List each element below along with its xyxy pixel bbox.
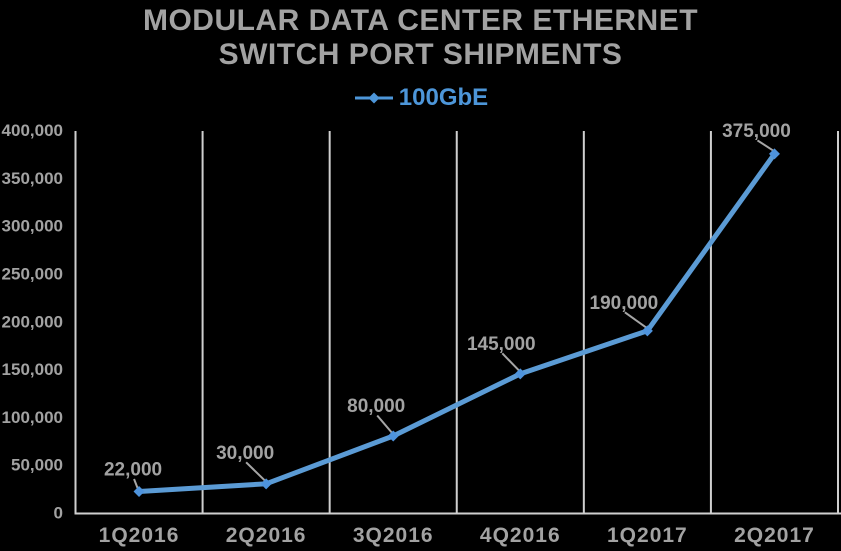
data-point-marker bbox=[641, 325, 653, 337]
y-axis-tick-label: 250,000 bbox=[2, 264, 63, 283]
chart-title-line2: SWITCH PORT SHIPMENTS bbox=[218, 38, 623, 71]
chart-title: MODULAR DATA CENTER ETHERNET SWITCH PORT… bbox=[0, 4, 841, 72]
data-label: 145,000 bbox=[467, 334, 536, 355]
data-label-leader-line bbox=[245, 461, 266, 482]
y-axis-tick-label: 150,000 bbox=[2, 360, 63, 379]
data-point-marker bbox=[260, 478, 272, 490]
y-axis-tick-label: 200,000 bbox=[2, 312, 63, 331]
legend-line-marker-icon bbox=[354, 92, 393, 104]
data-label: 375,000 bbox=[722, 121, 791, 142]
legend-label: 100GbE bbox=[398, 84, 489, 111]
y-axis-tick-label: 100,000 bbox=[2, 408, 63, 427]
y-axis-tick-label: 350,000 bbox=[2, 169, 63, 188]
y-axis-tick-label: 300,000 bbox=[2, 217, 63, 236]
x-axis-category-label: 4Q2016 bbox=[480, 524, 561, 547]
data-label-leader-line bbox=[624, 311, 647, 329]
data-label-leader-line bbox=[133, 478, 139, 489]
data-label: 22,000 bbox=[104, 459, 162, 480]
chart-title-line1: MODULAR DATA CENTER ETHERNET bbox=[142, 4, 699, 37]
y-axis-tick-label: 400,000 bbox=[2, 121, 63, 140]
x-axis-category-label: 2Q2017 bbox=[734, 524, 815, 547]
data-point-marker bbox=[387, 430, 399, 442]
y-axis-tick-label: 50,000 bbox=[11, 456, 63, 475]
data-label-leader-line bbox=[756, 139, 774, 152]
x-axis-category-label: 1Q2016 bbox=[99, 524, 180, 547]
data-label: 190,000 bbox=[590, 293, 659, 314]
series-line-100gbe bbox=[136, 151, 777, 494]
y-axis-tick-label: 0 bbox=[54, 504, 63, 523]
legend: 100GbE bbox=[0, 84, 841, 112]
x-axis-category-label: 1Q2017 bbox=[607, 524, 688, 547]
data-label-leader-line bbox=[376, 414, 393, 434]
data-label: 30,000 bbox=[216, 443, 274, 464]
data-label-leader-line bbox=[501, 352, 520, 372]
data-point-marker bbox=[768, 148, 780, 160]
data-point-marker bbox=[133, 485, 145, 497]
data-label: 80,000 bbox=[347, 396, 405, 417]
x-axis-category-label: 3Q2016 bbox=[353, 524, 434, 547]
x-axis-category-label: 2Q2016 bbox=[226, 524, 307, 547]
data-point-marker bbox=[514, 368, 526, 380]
--------------------------------
EXERCISE TASK >>
Please write out all of the lines above again, swapping "data-point-marker" for "chart-point-dot" wherever it occurs and changing nothing else. Leave the picture out.

SOLUTION TO THIS TASK >>
List each element below along with its xyxy pixel bbox.
chart-point-dot bbox=[641, 325, 653, 337]
y-axis-tick-label: 250,000 bbox=[2, 264, 63, 283]
chart-title-line2: SWITCH PORT SHIPMENTS bbox=[218, 38, 623, 71]
chart-title: MODULAR DATA CENTER ETHERNET SWITCH PORT… bbox=[0, 4, 841, 72]
data-label: 145,000 bbox=[467, 334, 536, 355]
data-label-leader-line bbox=[245, 461, 266, 482]
y-axis-tick-label: 150,000 bbox=[2, 360, 63, 379]
chart-point-dot bbox=[260, 478, 272, 490]
y-axis-tick-label: 200,000 bbox=[2, 312, 63, 331]
legend-line-marker-icon bbox=[354, 92, 393, 104]
data-label: 375,000 bbox=[722, 121, 791, 142]
legend-label: 100GbE bbox=[398, 84, 489, 111]
y-axis-tick-label: 100,000 bbox=[2, 408, 63, 427]
y-axis-tick-label: 350,000 bbox=[2, 169, 63, 188]
y-axis-tick-label: 300,000 bbox=[2, 217, 63, 236]
x-axis-category-label: 4Q2016 bbox=[480, 524, 561, 547]
data-label-leader-line bbox=[624, 311, 647, 329]
data-label-leader-line bbox=[133, 478, 139, 489]
data-label: 22,000 bbox=[104, 459, 162, 480]
chart-title-line1: MODULAR DATA CENTER ETHERNET bbox=[142, 4, 699, 37]
y-axis-tick-label: 400,000 bbox=[2, 121, 63, 140]
x-axis-category-label: 2Q2017 bbox=[734, 524, 815, 547]
chart-point-dot bbox=[387, 430, 399, 442]
y-axis-tick-label: 50,000 bbox=[11, 456, 63, 475]
data-label-leader-line bbox=[756, 139, 774, 152]
x-axis-category-label: 1Q2016 bbox=[99, 524, 180, 547]
data-label: 190,000 bbox=[590, 293, 659, 314]
series-line-100gbe bbox=[136, 151, 777, 494]
y-axis-tick-label: 0 bbox=[54, 504, 63, 523]
legend: 100GbE bbox=[0, 84, 841, 112]
x-axis-category-label: 1Q2017 bbox=[607, 524, 688, 547]
data-label-leader-line bbox=[376, 414, 393, 434]
data-label: 30,000 bbox=[216, 443, 274, 464]
data-label-leader-line bbox=[501, 352, 520, 372]
chart-point-dot bbox=[768, 148, 780, 160]
chart-point-dot bbox=[133, 485, 145, 497]
data-label: 80,000 bbox=[347, 396, 405, 417]
x-axis-category-label: 3Q2016 bbox=[353, 524, 434, 547]
x-axis-category-label: 2Q2016 bbox=[226, 524, 307, 547]
chart-point-dot bbox=[514, 368, 526, 380]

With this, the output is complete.